PROBLEM REQUIREMENTS
All the records that follow need to be reproduced exactly. Omit the images.

TASK DATA
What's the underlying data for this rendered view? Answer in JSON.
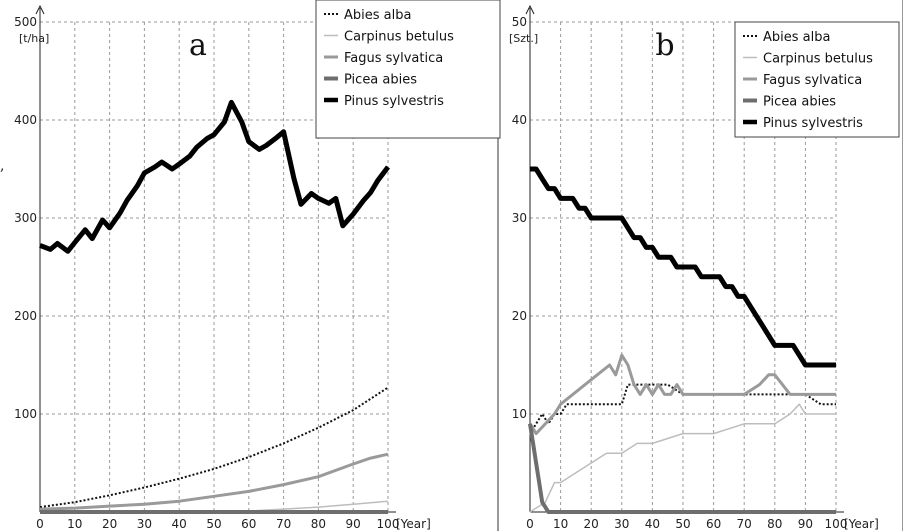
{
  "chart_data": [
    {
      "type": "line",
      "panel_letter": "a",
      "y_unit": "[t/ha]",
      "x_unit": "[Year]",
      "xlim": [
        0,
        100
      ],
      "ylim": [
        0,
        500
      ],
      "x_ticks": [
        "0",
        "10",
        "20",
        "30",
        "40",
        "50",
        "60",
        "70",
        "80",
        "90",
        "100"
      ],
      "y_ticks": [
        "100",
        "200",
        "300",
        "400",
        "500"
      ],
      "grid": true,
      "legend_position": "top-right",
      "series": [
        {
          "name": "Abies alba",
          "style": "dotted",
          "color": "#111111",
          "x": [
            0,
            10,
            20,
            30,
            40,
            50,
            60,
            70,
            80,
            90,
            100
          ],
          "y": [
            5,
            10,
            17,
            25,
            34,
            44,
            56,
            70,
            86,
            104,
            127
          ]
        },
        {
          "name": "Carpinus betulus",
          "style": "thin",
          "color": "#bdbdbd",
          "x": [
            0,
            50,
            60,
            70,
            80,
            90,
            100
          ],
          "y": [
            0,
            0,
            1,
            3,
            5,
            8,
            11
          ]
        },
        {
          "name": "Fagus sylvatica",
          "style": "medium",
          "color": "#9a9a9a",
          "x": [
            0,
            10,
            20,
            30,
            40,
            50,
            60,
            70,
            80,
            90,
            95,
            100
          ],
          "y": [
            3,
            4,
            6,
            8,
            11,
            16,
            21,
            28,
            36,
            49,
            55,
            59
          ]
        },
        {
          "name": "Picea abies",
          "style": "thick",
          "color": "#6e6e6e",
          "x": [
            0,
            100
          ],
          "y": [
            0,
            0
          ]
        },
        {
          "name": "Pinus sylvestris",
          "style": "bold",
          "color": "#000000",
          "x": [
            0,
            3,
            5,
            8,
            10,
            13,
            15,
            18,
            20,
            23,
            25,
            28,
            30,
            33,
            35,
            38,
            40,
            43,
            45,
            48,
            50,
            53,
            55,
            58,
            60,
            63,
            65,
            68,
            70,
            73,
            75,
            78,
            80,
            83,
            85,
            87,
            90,
            93,
            95,
            97,
            100
          ],
          "y": [
            272,
            268,
            274,
            266,
            275,
            288,
            279,
            298,
            290,
            305,
            318,
            333,
            346,
            352,
            357,
            350,
            355,
            363,
            372,
            381,
            385,
            398,
            418,
            398,
            378,
            370,
            374,
            382,
            388,
            340,
            314,
            325,
            320,
            315,
            320,
            292,
            304,
            318,
            326,
            338,
            352
          ]
        }
      ]
    },
    {
      "type": "line",
      "panel_letter": "b",
      "y_unit": "[Szt.]",
      "x_unit": "[Year]",
      "xlim": [
        0,
        100
      ],
      "ylim": [
        0,
        50
      ],
      "x_ticks": [
        "0",
        "10",
        "20",
        "30",
        "40",
        "50",
        "60",
        "70",
        "80",
        "90",
        "100"
      ],
      "y_ticks": [
        "10",
        "20",
        "30",
        "40",
        "50"
      ],
      "grid": true,
      "legend_position": "top-right",
      "series": [
        {
          "name": "Abies alba",
          "style": "dotted",
          "color": "#111111",
          "x": [
            0,
            2,
            4,
            6,
            8,
            10,
            12,
            15,
            30,
            32,
            35,
            45,
            50,
            60,
            70,
            80,
            90,
            95,
            100
          ],
          "y": [
            8,
            9,
            10,
            9,
            10,
            10,
            11,
            11,
            11,
            13,
            13,
            13,
            12,
            12,
            12,
            12,
            12,
            11,
            11
          ]
        },
        {
          "name": "Carpinus betulus",
          "style": "thin",
          "color": "#bdbdbd",
          "x": [
            0,
            5,
            8,
            10,
            15,
            20,
            25,
            30,
            35,
            40,
            50,
            60,
            70,
            80,
            85,
            88,
            90,
            95,
            100
          ],
          "y": [
            0,
            1,
            3,
            3,
            4,
            5,
            6,
            6,
            7,
            7,
            8,
            8,
            9,
            9,
            10,
            11,
            10,
            10,
            10
          ]
        },
        {
          "name": "Fagus sylvatica",
          "style": "medium",
          "color": "#9a9a9a",
          "x": [
            0,
            2,
            5,
            8,
            10,
            14,
            18,
            22,
            26,
            28,
            30,
            32,
            34,
            36,
            38,
            40,
            42,
            44,
            46,
            48,
            50,
            52,
            55,
            60,
            65,
            70,
            75,
            78,
            80,
            85,
            90,
            95,
            100
          ],
          "y": [
            9,
            8,
            9,
            10,
            11,
            12,
            13,
            14,
            15,
            14,
            16,
            15,
            13,
            12,
            13,
            12,
            13,
            12,
            12,
            13,
            12,
            12,
            12,
            12,
            12,
            12,
            13,
            14,
            14,
            12,
            12,
            12,
            12
          ]
        },
        {
          "name": "Picea abies",
          "style": "thick",
          "color": "#6e6e6e",
          "x": [
            0,
            1,
            2,
            3,
            4,
            6,
            8,
            10,
            100
          ],
          "y": [
            9,
            7,
            5,
            3,
            1,
            0,
            0,
            0,
            0
          ]
        },
        {
          "name": "Pinus sylvestris",
          "style": "bold",
          "color": "#000000",
          "x": [
            0,
            2,
            4,
            6,
            8,
            10,
            12,
            14,
            16,
            18,
            20,
            22,
            24,
            26,
            28,
            30,
            32,
            34,
            36,
            38,
            40,
            42,
            44,
            46,
            48,
            50,
            52,
            54,
            56,
            58,
            60,
            62,
            64,
            66,
            68,
            70,
            72,
            74,
            76,
            78,
            80,
            82,
            84,
            86,
            88,
            90,
            92,
            94,
            96,
            98,
            100
          ],
          "y": [
            35,
            35,
            34,
            33,
            33,
            32,
            32,
            32,
            31,
            31,
            30,
            30,
            30,
            30,
            30,
            30,
            29,
            28,
            28,
            27,
            27,
            26,
            26,
            26,
            25,
            25,
            25,
            25,
            24,
            24,
            24,
            24,
            23,
            23,
            22,
            22,
            21,
            20,
            19,
            18,
            17,
            17,
            17,
            17,
            16,
            15,
            15,
            15,
            15,
            15,
            15
          ]
        }
      ]
    }
  ],
  "stray_mark": ","
}
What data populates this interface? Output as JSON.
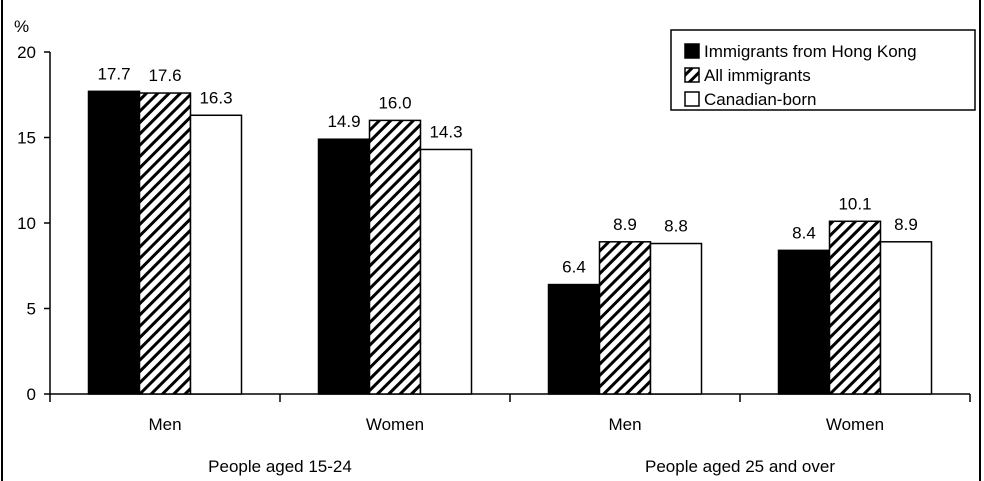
{
  "chart_data": {
    "type": "bar",
    "title": "",
    "xlabel": "",
    "ylabel": "%",
    "ylim": [
      0,
      20
    ],
    "yticks": [
      0,
      5,
      10,
      15,
      20
    ],
    "grid": false,
    "legend_position": "top-right",
    "categories": [
      "Men",
      "Women",
      "Men",
      "Women"
    ],
    "groups": [
      {
        "label": "People aged 15-24",
        "categories": [
          0,
          1
        ]
      },
      {
        "label": "People aged 25 and over",
        "categories": [
          2,
          3
        ]
      }
    ],
    "series": [
      {
        "name": "Immigrants from Hong Kong",
        "pattern": "solid",
        "color": "#000000",
        "values": [
          17.7,
          14.9,
          6.4,
          8.4
        ],
        "labels": [
          "17.7",
          "14.9",
          "6.4",
          "8.4"
        ]
      },
      {
        "name": "All immigrants",
        "pattern": "hatched",
        "color": "#000000",
        "values": [
          17.6,
          16.0,
          8.9,
          10.1
        ],
        "labels": [
          "17.6",
          "16.0",
          "8.9",
          "10.1"
        ]
      },
      {
        "name": "Canadian-born",
        "pattern": "hollow",
        "color": "#ffffff",
        "values": [
          16.3,
          14.3,
          8.8,
          8.9
        ],
        "labels": [
          "16.3",
          "14.3",
          "8.8",
          "8.9"
        ]
      }
    ]
  }
}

WRITTEN RESPONSE
What's the underlying data for this rendered view? Answer in JSON.
{
  "chart_data": [
    {
      "type": "line",
      "panel_letter": "a",
      "y_unit": "[t/ha]",
      "x_unit": "[Year]",
      "xlim": [
        0,
        100
      ],
      "ylim": [
        0,
        500
      ],
      "x_ticks": [
        "0",
        "10",
        "20",
        "30",
        "40",
        "50",
        "60",
        "70",
        "80",
        "90",
        "100"
      ],
      "y_ticks": [
        "100",
        "200",
        "300",
        "400",
        "500"
      ],
      "grid": true,
      "legend_position": "top-right",
      "series": [
        {
          "name": "Abies alba",
          "style": "dotted",
          "color": "#111111",
          "x": [
            0,
            10,
            20,
            30,
            40,
            50,
            60,
            70,
            80,
            90,
            100
          ],
          "y": [
            5,
            10,
            17,
            25,
            34,
            44,
            56,
            70,
            86,
            104,
            127
          ]
        },
        {
          "name": "Carpinus betulus",
          "style": "thin",
          "color": "#bdbdbd",
          "x": [
            0,
            50,
            60,
            70,
            80,
            90,
            100
          ],
          "y": [
            0,
            0,
            1,
            3,
            5,
            8,
            11
          ]
        },
        {
          "name": "Fagus sylvatica",
          "style": "medium",
          "color": "#9a9a9a",
          "x": [
            0,
            10,
            20,
            30,
            40,
            50,
            60,
            70,
            80,
            90,
            95,
            100
          ],
          "y": [
            3,
            4,
            6,
            8,
            11,
            16,
            21,
            28,
            36,
            49,
            55,
            59
          ]
        },
        {
          "name": "Picea abies",
          "style": "thick",
          "color": "#6e6e6e",
          "x": [
            0,
            100
          ],
          "y": [
            0,
            0
          ]
        },
        {
          "name": "Pinus sylvestris",
          "style": "bold",
          "color": "#000000",
          "x": [
            0,
            3,
            5,
            8,
            10,
            13,
            15,
            18,
            20,
            23,
            25,
            28,
            30,
            33,
            35,
            38,
            40,
            43,
            45,
            48,
            50,
            53,
            55,
            58,
            60,
            63,
            65,
            68,
            70,
            73,
            75,
            78,
            80,
            83,
            85,
            87,
            90,
            93,
            95,
            97,
            100
          ],
          "y": [
            272,
            268,
            274,
            266,
            275,
            288,
            279,
            298,
            290,
            305,
            318,
            333,
            346,
            352,
            357,
            350,
            355,
            363,
            372,
            381,
            385,
            398,
            418,
            398,
            378,
            370,
            374,
            382,
            388,
            340,
            314,
            325,
            320,
            315,
            320,
            292,
            304,
            318,
            326,
            338,
            352
          ]
        }
      ]
    },
    {
      "type": "line",
      "panel_letter": "b",
      "y_unit": "[Szt.]",
      "x_unit": "[Year]",
      "xlim": [
        0,
        100
      ],
      "ylim": [
        0,
        50
      ],
      "x_ticks": [
        "0",
        "10",
        "20",
        "30",
        "40",
        "50",
        "60",
        "70",
        "80",
        "90",
        "100"
      ],
      "y_ticks": [
        "10",
        "20",
        "30",
        "40",
        "50"
      ],
      "grid": true,
      "legend_position": "top-right",
      "series": [
        {
          "name": "Abies alba",
          "style": "dotted",
          "color": "#111111",
          "x": [
            0,
            2,
            4,
            6,
            8,
            10,
            12,
            15,
            30,
            32,
            35,
            45,
            50,
            60,
            70,
            80,
            90,
            95,
            100
          ],
          "y": [
            8,
            9,
            10,
            9,
            10,
            10,
            11,
            11,
            11,
            13,
            13,
            13,
            12,
            12,
            12,
            12,
            12,
            11,
            11
          ]
        },
        {
          "name": "Carpinus betulus",
          "style": "thin",
          "color": "#bdbdbd",
          "x": [
            0,
            5,
            8,
            10,
            15,
            20,
            25,
            30,
            35,
            40,
            50,
            60,
            70,
            80,
            85,
            88,
            90,
            95,
            100
          ],
          "y": [
            0,
            1,
            3,
            3,
            4,
            5,
            6,
            6,
            7,
            7,
            8,
            8,
            9,
            9,
            10,
            11,
            10,
            10,
            10
          ]
        },
        {
          "name": "Fagus sylvatica",
          "style": "medium",
          "color": "#9a9a9a",
          "x": [
            0,
            2,
            5,
            8,
            10,
            14,
            18,
            22,
            26,
            28,
            30,
            32,
            34,
            36,
            38,
            40,
            42,
            44,
            46,
            48,
            50,
            52,
            55,
            60,
            65,
            70,
            75,
            78,
            80,
            85,
            90,
            95,
            100
          ],
          "y": [
            9,
            8,
            9,
            10,
            11,
            12,
            13,
            14,
            15,
            14,
            16,
            15,
            13,
            12,
            13,
            12,
            13,
            12,
            12,
            13,
            12,
            12,
            12,
            12,
            12,
            12,
            13,
            14,
            14,
            12,
            12,
            12,
            12
          ]
        },
        {
          "name": "Picea abies",
          "style": "thick",
          "color": "#6e6e6e",
          "x": [
            0,
            1,
            2,
            3,
            4,
            6,
            8,
            10,
            100
          ],
          "y": [
            9,
            7,
            5,
            3,
            1,
            0,
            0,
            0,
            0
          ]
        },
        {
          "name": "Pinus sylvestris",
          "style": "bold",
          "color": "#000000",
          "x": [
            0,
            2,
            4,
            6,
            8,
            10,
            12,
            14,
            16,
            18,
            20,
            22,
            24,
            26,
            28,
            30,
            32,
            34,
            36,
            38,
            40,
            42,
            44,
            46,
            48,
            50,
            52,
            54,
            56,
            58,
            60,
            62,
            64,
            66,
            68,
            70,
            72,
            74,
            76,
            78,
            80,
            82,
            84,
            86,
            88,
            90,
            92,
            94,
            96,
            98,
            100
          ],
          "y": [
            35,
            35,
            34,
            33,
            33,
            32,
            32,
            32,
            31,
            31,
            30,
            30,
            30,
            30,
            30,
            30,
            29,
            28,
            28,
            27,
            27,
            26,
            26,
            26,
            25,
            25,
            25,
            25,
            24,
            24,
            24,
            24,
            23,
            23,
            22,
            22,
            21,
            20,
            19,
            18,
            17,
            17,
            17,
            17,
            16,
            15,
            15,
            15,
            15,
            15,
            15
          ]
        }
      ]
    }
  ],
  "stray_mark": ","
}
What data populates this interface? Output as JSON.
{
  "chart_data": {
    "type": "bar",
    "title": "",
    "xlabel": "",
    "ylabel": "%",
    "ylim": [
      0,
      20
    ],
    "yticks": [
      0,
      5,
      10,
      15,
      20
    ],
    "grid": false,
    "legend_position": "top-right",
    "categories": [
      "Men",
      "Women",
      "Men",
      "Women"
    ],
    "groups": [
      {
        "label": "People aged 15-24",
        "categories": [
          0,
          1
        ]
      },
      {
        "label": "People aged 25 and over",
        "categories": [
          2,
          3
        ]
      }
    ],
    "series": [
      {
        "name": "Immigrants from Hong Kong",
        "pattern": "solid",
        "color": "#000000",
        "values": [
          17.7,
          14.9,
          6.4,
          8.4
        ],
        "labels": [
          "17.7",
          "14.9",
          "6.4",
          "8.4"
        ]
      },
      {
        "name": "All immigrants",
        "pattern": "hatched",
        "color": "#000000",
        "values": [
          17.6,
          16.0,
          8.9,
          10.1
        ],
        "labels": [
          "17.6",
          "16.0",
          "8.9",
          "10.1"
        ]
      },
      {
        "name": "Canadian-born",
        "pattern": "hollow",
        "color": "#ffffff",
        "values": [
          16.3,
          14.3,
          8.8,
          8.9
        ],
        "labels": [
          "16.3",
          "14.3",
          "8.8",
          "8.9"
        ]
      }
    ]
  }
}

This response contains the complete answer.